DIRECTIONS: State how many lines in the entries below contain "Autocorrelation". Write nothing but the number.

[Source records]

----------

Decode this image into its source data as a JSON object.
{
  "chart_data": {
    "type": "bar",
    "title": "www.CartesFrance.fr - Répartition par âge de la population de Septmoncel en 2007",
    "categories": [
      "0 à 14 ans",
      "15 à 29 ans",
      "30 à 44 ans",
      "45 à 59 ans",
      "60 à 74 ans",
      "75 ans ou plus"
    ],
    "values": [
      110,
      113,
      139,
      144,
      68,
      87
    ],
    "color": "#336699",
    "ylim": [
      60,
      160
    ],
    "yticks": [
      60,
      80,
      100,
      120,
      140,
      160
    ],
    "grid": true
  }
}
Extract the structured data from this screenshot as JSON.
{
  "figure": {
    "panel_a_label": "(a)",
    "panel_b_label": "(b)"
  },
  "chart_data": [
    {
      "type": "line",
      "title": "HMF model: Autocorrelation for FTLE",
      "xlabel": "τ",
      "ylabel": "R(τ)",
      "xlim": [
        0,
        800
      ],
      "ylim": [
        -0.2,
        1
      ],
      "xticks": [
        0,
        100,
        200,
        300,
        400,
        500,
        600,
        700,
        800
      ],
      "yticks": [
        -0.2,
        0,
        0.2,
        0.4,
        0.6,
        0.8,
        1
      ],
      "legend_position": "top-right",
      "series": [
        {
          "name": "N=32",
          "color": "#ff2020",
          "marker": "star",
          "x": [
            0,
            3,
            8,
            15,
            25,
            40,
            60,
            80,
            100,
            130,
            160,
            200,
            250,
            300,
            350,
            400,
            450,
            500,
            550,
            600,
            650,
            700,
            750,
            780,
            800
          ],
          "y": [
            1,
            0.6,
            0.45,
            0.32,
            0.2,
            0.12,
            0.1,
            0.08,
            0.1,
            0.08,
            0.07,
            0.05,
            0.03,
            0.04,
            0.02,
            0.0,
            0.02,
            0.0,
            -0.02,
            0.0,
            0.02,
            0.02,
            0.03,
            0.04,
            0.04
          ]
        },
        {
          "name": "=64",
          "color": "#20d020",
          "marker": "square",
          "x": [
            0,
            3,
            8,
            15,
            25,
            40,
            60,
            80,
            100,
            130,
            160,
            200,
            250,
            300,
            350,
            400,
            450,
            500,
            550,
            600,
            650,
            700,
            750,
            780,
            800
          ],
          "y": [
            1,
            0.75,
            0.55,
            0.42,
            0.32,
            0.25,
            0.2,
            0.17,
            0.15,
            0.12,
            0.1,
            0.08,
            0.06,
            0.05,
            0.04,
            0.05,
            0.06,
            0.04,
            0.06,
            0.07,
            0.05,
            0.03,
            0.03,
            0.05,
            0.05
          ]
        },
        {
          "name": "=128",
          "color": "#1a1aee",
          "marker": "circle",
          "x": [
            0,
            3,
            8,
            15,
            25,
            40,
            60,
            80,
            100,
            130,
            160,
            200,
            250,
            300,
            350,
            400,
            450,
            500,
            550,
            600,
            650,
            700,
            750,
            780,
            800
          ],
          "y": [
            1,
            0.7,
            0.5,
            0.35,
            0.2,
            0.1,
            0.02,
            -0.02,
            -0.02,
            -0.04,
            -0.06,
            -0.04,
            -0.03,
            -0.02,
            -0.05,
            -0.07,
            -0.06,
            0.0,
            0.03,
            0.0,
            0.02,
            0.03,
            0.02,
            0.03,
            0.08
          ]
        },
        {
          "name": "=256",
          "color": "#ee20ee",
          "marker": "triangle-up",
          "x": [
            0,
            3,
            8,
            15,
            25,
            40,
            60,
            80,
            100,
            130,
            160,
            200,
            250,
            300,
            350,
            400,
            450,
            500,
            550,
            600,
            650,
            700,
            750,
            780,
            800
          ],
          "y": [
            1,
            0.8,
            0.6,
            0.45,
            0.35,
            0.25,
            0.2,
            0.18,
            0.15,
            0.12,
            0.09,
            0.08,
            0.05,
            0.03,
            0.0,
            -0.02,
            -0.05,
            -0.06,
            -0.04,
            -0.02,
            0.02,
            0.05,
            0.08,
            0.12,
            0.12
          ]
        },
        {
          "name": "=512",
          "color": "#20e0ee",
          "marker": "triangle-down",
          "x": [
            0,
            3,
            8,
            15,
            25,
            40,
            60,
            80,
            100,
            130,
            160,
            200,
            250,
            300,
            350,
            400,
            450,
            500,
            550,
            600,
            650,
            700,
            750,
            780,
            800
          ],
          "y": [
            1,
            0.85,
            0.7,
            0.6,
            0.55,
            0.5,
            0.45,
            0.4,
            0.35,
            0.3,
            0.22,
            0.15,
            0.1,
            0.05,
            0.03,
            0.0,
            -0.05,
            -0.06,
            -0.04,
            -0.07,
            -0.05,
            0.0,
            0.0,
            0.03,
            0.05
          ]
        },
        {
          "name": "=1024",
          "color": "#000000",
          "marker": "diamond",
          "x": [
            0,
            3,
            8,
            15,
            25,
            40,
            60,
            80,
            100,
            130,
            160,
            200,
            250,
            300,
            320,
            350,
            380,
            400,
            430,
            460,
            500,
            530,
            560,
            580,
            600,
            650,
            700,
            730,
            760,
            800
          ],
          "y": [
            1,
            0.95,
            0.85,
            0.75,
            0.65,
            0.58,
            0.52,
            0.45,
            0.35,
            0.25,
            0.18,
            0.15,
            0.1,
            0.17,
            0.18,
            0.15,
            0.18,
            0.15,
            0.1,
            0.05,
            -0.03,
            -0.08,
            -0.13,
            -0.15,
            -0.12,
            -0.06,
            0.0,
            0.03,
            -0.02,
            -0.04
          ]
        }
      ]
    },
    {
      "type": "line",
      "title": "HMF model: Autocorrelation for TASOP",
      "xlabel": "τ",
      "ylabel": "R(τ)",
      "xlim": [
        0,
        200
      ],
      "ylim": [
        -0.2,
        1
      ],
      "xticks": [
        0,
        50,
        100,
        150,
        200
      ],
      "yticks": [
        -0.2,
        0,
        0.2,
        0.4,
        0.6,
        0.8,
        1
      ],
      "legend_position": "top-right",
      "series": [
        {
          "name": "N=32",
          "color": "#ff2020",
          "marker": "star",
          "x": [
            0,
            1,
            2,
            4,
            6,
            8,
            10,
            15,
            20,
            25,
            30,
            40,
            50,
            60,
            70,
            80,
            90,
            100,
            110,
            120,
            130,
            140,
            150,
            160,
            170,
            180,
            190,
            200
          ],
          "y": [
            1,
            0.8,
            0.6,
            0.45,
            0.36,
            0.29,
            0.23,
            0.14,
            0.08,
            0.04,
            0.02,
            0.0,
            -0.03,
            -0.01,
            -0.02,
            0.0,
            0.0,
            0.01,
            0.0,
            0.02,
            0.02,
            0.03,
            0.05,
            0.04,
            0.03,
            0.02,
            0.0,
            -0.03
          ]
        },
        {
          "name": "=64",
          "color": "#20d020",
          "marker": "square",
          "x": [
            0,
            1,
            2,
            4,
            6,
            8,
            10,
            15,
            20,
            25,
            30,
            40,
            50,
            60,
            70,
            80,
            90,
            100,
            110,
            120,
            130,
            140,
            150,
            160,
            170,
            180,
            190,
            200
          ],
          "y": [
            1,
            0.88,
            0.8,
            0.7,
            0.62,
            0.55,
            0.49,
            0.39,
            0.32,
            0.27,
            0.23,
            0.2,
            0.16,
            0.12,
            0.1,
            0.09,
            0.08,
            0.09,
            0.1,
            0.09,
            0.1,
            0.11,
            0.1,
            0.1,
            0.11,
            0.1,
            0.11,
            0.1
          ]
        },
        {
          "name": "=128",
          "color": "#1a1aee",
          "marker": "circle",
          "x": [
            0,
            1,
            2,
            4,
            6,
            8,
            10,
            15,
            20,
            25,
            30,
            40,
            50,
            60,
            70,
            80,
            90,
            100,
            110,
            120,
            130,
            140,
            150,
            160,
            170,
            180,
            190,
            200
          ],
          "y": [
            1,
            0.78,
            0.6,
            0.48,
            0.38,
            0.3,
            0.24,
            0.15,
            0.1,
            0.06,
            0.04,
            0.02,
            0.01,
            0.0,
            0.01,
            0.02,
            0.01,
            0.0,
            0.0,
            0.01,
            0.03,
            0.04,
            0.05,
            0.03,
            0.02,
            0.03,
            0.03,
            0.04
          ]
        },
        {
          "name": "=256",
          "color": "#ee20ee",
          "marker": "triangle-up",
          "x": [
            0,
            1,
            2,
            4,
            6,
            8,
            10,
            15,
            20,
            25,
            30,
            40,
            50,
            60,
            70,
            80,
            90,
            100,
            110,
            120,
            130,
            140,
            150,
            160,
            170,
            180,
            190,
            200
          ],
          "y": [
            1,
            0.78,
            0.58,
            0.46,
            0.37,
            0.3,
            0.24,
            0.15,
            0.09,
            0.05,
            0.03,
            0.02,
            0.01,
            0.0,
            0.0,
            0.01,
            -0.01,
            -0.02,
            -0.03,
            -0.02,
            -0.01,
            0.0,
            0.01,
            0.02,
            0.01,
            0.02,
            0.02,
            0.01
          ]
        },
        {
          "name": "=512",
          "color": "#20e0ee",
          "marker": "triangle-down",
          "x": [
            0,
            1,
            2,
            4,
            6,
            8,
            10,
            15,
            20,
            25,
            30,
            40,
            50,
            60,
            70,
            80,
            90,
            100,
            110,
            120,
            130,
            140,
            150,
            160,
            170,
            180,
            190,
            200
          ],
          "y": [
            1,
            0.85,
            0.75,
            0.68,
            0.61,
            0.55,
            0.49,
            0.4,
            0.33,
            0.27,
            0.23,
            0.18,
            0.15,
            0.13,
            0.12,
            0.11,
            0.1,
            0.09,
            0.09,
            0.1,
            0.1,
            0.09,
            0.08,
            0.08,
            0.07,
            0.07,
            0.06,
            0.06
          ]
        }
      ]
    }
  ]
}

----------

RESULT OF THE TASK: 2